* _SOURCE TEXT_:
┄┄┄┄┄┄┄┄┄┄

Monday, July 6, 2026

Johns Hopkins Public Carry Guide Revives Old Gun-Control Myths

iStock-901659046
Johns Hopkins’ new public carry permitting guide urges lawmakers to tighten carry laws, but gun-rights advocates say the recommendations ignore Bruen and revive old gun-control arguments. iStock-901659046

The Johns Hopkins Bloomberg School of Public Heath’s Center for Gun Violence Solutions (CGVS) recently released its Public Carry Permitting Guide.

It’s the latest in a series. Previous titles include: Extreme Risk Protection Orders (March 2024), Safe Storage (March 2025), and Firearm Purchaser Licensing (July 2025).

From the outset, the reader should be aware that while the CGVS’ mailing address may be in Baltimore, its physical address is clearly somewhere in the Twilight Zone.

In its latest release, the CGVS claims when states relax carry laws, they experience increased ‘gun violence’.

To solve this, the CGVS says we must clamp down on the permissive trend in American carry laws.The group proposes 15 areas for improvement (I.e., much more restrictive).

┄┄┄┄┄┄┄┄┄┄

* _EXERCISE INSTRUCTIONS_:
Rewrite the article on the public carry guide starting with "Monday, July 6, 2026" and going on through "Carry Permitting Guide.", with "gun-rights advocates" replaced by "Second Amendment supporters".

┄┄┄┄┄┄┄┄┄┄

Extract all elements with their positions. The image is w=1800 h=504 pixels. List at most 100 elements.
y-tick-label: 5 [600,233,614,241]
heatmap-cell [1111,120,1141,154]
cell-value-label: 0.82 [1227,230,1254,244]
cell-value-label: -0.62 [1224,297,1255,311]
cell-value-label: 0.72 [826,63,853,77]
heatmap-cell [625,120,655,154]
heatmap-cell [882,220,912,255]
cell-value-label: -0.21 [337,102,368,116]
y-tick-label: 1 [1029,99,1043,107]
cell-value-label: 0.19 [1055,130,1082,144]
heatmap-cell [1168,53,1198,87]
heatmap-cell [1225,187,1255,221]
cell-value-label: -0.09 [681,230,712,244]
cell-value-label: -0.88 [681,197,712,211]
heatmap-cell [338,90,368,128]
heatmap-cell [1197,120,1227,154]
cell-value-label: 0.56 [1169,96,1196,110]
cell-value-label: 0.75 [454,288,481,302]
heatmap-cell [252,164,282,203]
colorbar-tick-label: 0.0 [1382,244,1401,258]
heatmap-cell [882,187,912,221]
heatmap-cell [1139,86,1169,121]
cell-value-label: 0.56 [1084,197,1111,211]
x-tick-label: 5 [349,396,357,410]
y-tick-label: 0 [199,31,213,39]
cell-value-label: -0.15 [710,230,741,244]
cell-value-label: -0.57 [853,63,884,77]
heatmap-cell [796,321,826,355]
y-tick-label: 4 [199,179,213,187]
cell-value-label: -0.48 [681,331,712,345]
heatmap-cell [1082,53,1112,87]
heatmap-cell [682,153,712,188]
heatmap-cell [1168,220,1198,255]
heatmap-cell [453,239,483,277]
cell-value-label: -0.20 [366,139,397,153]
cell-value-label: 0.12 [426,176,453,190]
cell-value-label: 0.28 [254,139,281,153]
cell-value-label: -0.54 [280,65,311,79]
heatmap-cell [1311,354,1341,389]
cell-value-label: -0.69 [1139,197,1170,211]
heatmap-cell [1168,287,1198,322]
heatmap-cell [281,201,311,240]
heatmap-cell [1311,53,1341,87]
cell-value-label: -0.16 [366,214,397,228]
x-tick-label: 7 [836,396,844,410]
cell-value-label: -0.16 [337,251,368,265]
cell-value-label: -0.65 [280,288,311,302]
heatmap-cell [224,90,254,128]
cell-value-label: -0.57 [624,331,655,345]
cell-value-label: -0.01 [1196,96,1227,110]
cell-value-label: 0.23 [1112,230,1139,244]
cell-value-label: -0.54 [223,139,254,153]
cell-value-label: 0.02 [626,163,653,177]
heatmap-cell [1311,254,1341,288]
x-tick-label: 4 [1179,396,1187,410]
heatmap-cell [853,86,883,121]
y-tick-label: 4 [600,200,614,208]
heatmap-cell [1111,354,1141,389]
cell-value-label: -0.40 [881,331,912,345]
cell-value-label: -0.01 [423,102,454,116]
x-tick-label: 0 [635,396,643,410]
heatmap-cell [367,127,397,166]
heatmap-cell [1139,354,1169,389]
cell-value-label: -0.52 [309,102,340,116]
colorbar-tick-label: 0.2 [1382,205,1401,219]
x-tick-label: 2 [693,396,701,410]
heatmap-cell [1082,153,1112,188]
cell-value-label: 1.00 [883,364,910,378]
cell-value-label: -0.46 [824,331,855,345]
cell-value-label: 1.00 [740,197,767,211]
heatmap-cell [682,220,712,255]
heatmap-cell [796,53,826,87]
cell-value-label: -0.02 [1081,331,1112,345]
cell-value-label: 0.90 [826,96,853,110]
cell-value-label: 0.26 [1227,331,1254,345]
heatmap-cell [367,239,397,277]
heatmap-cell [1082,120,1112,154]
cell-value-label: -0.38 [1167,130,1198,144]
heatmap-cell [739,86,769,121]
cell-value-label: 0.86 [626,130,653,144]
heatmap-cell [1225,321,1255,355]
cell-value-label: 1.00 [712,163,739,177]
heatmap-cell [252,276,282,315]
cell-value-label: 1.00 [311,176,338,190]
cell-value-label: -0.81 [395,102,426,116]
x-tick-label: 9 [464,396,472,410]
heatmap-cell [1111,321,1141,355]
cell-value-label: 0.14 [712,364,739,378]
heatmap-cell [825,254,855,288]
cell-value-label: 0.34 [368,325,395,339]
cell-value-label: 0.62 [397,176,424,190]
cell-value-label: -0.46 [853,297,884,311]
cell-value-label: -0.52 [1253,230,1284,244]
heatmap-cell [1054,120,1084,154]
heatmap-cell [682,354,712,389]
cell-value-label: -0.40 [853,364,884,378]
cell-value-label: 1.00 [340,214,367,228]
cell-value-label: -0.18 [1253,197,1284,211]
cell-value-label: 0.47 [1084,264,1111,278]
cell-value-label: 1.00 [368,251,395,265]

┄┄┄┄┄┄┄┄┄┄

* _ANSWER TO THIS EXERCISE_:
Monday, July 6, 2026

Johns Hopkins Public Carry Guide Revives Old Gun-Control Myths

iStock-901659046
Johns Hopkins’ new public carry permitting guide urges lawmakers to tighten carry laws, but Second Amendment supporters say the recommendations ignore Bruen and revive old gun-control arguments. iStock-901659046

The Johns Hopkins Bloomberg School of Public Heath’s Center for Gun Violence Solutions (CGVS) recently released its Public Carry Permitting Guide.